____ Excerpted data

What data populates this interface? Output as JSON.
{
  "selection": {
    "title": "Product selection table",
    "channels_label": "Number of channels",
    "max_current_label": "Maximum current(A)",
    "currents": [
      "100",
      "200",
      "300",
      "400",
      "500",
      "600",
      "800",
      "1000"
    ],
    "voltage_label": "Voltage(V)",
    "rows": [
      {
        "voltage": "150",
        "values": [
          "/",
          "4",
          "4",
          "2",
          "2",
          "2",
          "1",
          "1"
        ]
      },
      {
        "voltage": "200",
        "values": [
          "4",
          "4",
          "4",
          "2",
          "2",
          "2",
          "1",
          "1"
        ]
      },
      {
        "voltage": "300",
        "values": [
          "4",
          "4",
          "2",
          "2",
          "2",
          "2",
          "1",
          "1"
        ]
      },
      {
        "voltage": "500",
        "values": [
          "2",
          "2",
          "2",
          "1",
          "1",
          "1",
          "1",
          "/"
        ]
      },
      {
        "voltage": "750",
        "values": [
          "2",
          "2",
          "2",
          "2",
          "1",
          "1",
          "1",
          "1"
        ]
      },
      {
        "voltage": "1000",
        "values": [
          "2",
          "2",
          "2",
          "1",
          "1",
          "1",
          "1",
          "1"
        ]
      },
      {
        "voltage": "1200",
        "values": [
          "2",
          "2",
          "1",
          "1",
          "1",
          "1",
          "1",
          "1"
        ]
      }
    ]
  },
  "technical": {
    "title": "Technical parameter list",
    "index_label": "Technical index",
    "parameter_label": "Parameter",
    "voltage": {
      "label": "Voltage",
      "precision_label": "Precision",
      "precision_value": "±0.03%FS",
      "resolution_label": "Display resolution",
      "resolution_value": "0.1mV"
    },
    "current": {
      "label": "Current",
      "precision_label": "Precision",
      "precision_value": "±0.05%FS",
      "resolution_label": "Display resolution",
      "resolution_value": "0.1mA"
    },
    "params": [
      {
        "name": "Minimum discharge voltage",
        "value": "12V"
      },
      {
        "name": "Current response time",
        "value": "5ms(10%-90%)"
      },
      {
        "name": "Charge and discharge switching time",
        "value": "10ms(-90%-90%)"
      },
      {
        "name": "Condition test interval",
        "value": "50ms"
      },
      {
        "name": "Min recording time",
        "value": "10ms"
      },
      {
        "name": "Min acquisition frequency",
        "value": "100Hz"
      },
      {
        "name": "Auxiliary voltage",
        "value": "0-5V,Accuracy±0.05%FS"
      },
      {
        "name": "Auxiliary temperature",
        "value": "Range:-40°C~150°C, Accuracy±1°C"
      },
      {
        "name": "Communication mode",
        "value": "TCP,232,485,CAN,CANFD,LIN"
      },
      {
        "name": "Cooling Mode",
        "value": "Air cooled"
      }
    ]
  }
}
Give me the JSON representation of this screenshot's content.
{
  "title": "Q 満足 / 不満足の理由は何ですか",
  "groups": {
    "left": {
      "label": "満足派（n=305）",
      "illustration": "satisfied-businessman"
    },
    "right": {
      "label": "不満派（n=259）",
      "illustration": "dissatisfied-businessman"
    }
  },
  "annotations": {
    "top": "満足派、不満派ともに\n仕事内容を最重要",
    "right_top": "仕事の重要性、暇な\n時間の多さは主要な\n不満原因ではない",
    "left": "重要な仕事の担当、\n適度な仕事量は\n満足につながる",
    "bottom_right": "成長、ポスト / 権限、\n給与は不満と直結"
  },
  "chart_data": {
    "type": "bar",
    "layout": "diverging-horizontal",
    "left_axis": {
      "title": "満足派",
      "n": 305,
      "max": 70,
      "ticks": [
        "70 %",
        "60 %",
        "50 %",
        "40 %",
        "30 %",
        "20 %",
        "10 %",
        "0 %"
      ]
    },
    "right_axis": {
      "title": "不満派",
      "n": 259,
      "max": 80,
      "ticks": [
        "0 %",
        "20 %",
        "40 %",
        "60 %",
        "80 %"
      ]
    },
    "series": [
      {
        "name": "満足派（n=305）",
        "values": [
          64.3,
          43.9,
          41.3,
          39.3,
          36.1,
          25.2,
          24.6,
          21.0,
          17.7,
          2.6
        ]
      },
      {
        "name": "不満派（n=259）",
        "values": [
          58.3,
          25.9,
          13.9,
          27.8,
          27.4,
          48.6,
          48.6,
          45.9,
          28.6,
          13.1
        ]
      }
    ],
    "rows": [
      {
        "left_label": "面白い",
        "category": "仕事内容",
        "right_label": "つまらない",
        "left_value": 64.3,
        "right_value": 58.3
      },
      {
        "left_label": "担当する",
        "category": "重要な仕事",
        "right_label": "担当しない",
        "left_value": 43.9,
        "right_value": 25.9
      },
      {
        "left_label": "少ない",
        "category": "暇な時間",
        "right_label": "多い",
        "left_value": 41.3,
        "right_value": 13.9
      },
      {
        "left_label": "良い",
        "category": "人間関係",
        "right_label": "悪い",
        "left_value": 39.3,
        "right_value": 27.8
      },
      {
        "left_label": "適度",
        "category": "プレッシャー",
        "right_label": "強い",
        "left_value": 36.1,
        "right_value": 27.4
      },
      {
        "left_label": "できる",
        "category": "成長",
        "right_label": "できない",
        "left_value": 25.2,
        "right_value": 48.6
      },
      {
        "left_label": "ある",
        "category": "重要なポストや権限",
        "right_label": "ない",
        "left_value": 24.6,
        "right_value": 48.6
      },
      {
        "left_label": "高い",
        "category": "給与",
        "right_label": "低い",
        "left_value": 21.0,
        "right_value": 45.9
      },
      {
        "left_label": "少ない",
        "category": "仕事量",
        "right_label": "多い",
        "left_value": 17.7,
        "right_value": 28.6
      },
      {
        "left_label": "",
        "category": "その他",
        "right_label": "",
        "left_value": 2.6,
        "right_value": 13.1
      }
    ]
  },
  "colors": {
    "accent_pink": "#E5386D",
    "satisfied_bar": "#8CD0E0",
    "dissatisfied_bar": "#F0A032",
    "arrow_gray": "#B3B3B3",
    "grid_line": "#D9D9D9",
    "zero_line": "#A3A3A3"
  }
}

________

▶ **Exercise aim**
Reproduce all the records precisely.

▶ **Task output**
What data populates this interface? Output as JSON.
{
  "selection": {
    "title": "Product selection table",
    "channels_label": "Number of channels",
    "max_current_label": "Maximum current(A)",
    "currents": [
      "100",
      "200",
      "300",
      "400",
      "500",
      "600",
      "800",
      "1000"
    ],
    "voltage_label": "Voltage(V)",
    "rows": [
      {
        "voltage": "150",
        "values": [
          "/",
          "4",
          "4",
          "2",
          "2",
          "2",
          "1",
          "1"
        ]
      },
      {
        "voltage": "200",
        "values": [
          "4",
          "4",
          "4",
          "2",
          "2",
          "2",
          "1",
          "1"
        ]
      },
      {
        "voltage": "300",
        "values": [
          "4",
          "4",
          "2",
          "2",
          "2",
          "2",
          "1",
          "1"
        ]
      },
      {
        "voltage": "500",
        "values": [
          "2",
          "2",
          "2",
          "1",
          "1",
          "1",
          "1",
          "/"
        ]
      },
      {
        "voltage": "750",
        "values": [
          "2",
          "2",
          "2",
          "2",
          "1",
          "1",
          "1",
          "1"
        ]
      },
      {
        "voltage": "1000",
        "values": [
          "2",
          "2",
          "2",
          "1",
          "1",
          "1",
          "1",
          "1"
        ]
      },
      {
        "voltage": "1200",
        "values": [
          "2",
          "2",
          "1",
          "1",
          "1",
          "1",
          "1",
          "1"
        ]
      }
    ]
  },
  "technical": {
    "title": "Technical parameter list",
    "index_label": "Technical index",
    "parameter_label": "Parameter",
    "voltage": {
      "label": "Voltage",
      "precision_label": "Precision",
      "precision_value": "±0.03%FS",
      "resolution_label": "Display resolution",
      "resolution_value": "0.1mV"
    },
    "current": {
      "label": "Current",
      "precision_label": "Precision",
      "precision_value": "±0.05%FS",
      "resolution_label": "Display resolution",
      "resolution_value": "0.1mA"
    },
    "params": [
      {
        "name": "Minimum discharge voltage",
        "value": "12V"
      },
      {
        "name": "Current response time",
        "value": "5ms(10%-90%)"
      },
      {
        "name": "Charge and discharge switching time",
        "value": "10ms(-90%-90%)"
      },
      {
        "name": "Condition test interval",
        "value": "50ms"
      },
      {
        "name": "Min recording time",
        "value": "10ms"
      },
      {
        "name": "Min acquisition frequency",
        "value": "100Hz"
      },
      {
        "name": "Auxiliary voltage",
        "value": "0-5V,Accuracy±0.05%FS"
      },
      {
        "name": "Auxiliary temperature",
        "value": "Range:-40°C~150°C, Accuracy±1°C"
      },
      {
        "name": "Communication mode",
        "value": "TCP,232,485,CAN,CANFD,LIN"
      },
      {
        "name": "Cooling Mode",
        "value": "Air cooled"
      }
    ]
  }
}
Give me the JSON representation of this screenshot's content.
{
  "title": "Q 満足 / 不満足の理由は何ですか",
  "groups": {
    "left": {
      "label": "満足派（n=305）",
      "illustration": "satisfied-businessman"
    },
    "right": {
      "label": "不満派（n=259）",
      "illustration": "dissatisfied-businessman"
    }
  },
  "annotations": {
    "top": "満足派、不満派ともに\n仕事内容を最重要",
    "right_top": "仕事の重要性、暇な\n時間の多さは主要な\n不満原因ではない",
    "left": "重要な仕事の担当、\n適度な仕事量は\n満足につながる",
    "bottom_right": "成長、ポスト / 権限、\n給与は不満と直結"
  },
  "chart_data": {
    "type": "bar",
    "layout": "diverging-horizontal",
    "left_axis": {
      "title": "満足派",
      "n": 305,
      "max": 70,
      "ticks": [
        "70 %",
        "60 %",
        "50 %",
        "40 %",
        "30 %",
        "20 %",
        "10 %",
        "0 %"
      ]
    },
    "right_axis": {
      "title": "不満派",
      "n": 259,
      "max": 80,
      "ticks": [
        "0 %",
        "20 %",
        "40 %",
        "60 %",
        "80 %"
      ]
    },
    "series": [
      {
        "name": "満足派（n=305）",
        "values": [
          64.3,
          43.9,
          41.3,
          39.3,
          36.1,
          25.2,
          24.6,
          21.0,
          17.7,
          2.6
        ]
      },
      {
        "name": "不満派（n=259）",
        "values": [
          58.3,
          25.9,
          13.9,
          27.8,
          27.4,
          48.6,
          48.6,
          45.9,
          28.6,
          13.1
        ]
      }
    ],
    "rows": [
      {
        "left_label": "面白い",
        "category": "仕事内容",
        "right_label": "つまらない",
        "left_value": 64.3,
        "right_value": 58.3
      },
      {
        "left_label": "担当する",
        "category": "重要な仕事",
        "right_label": "担当しない",
        "left_value": 43.9,
        "right_value": 25.9
      },
      {
        "left_label": "少ない",
        "category": "暇な時間",
        "right_label": "多い",
        "left_value": 41.3,
        "right_value": 13.9
      },
      {
        "left_label": "良い",
        "category": "人間関係",
        "right_label": "悪い",
        "left_value": 39.3,
        "right_value": 27.8
      },
      {
        "left_label": "適度",
        "category": "プレッシャー",
        "right_label": "強い",
        "left_value": 36.1,
        "right_value": 27.4
      },
      {
        "left_label": "できる",
        "category": "成長",
        "right_label": "できない",
        "left_value": 25.2,
        "right_value": 48.6
      },
      {
        "left_label": "ある",
        "category": "重要なポストや権限",
        "right_label": "ない",
        "left_value": 24.6,
        "right_value": 48.6
      },
      {
        "left_label": "高い",
        "category": "給与",
        "right_label": "低い",
        "left_value": 21.0,
        "right_value": 45.9
      },
      {
        "left_label": "少ない",
        "category": "仕事量",
        "right_label": "多い",
        "left_value": 17.7,
        "right_value": 28.6
      },
      {
        "left_label": "",
        "category": "その他",
        "right_label": "",
        "left_value": 2.6,
        "right_value": 13.1
      }
    ]
  },
  "colors": {
    "accent_pink": "#E5386D",
    "satisfied_bar": "#8CD0E0",
    "dissatisfied_bar": "#F0A032",
    "arrow_gray": "#B3B3B3",
    "grid_line": "#D9D9D9",
    "zero_line": "#A3A3A3"
  }
}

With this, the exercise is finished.